____ Extracted entries

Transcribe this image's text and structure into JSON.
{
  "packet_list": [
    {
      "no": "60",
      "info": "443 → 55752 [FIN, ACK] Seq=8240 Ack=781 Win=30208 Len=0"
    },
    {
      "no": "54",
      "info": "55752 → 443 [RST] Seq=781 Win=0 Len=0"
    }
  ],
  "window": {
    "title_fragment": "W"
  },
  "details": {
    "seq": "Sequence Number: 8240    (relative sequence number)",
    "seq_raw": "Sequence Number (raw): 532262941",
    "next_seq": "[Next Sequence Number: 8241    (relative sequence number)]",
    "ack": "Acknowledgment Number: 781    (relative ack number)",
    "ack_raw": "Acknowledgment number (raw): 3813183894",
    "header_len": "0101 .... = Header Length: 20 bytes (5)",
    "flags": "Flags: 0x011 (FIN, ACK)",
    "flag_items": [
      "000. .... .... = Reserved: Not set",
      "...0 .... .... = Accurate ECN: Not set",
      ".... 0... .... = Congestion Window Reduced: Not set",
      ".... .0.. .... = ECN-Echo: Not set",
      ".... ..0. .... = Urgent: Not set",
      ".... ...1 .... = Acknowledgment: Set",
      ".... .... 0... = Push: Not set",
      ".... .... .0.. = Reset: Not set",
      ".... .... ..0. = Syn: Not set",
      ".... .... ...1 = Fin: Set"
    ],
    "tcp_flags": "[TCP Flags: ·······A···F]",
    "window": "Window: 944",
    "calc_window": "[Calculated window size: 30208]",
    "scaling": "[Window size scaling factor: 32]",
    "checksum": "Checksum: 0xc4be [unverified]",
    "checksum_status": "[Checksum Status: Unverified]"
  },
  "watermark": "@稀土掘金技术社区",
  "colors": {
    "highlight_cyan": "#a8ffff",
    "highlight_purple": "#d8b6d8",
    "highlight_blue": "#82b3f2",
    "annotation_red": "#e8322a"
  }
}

________

* _What you need to do_
Look through the entries above and report the number of lines that contain "size". Write only the number.

* _Solution to this exercise_
2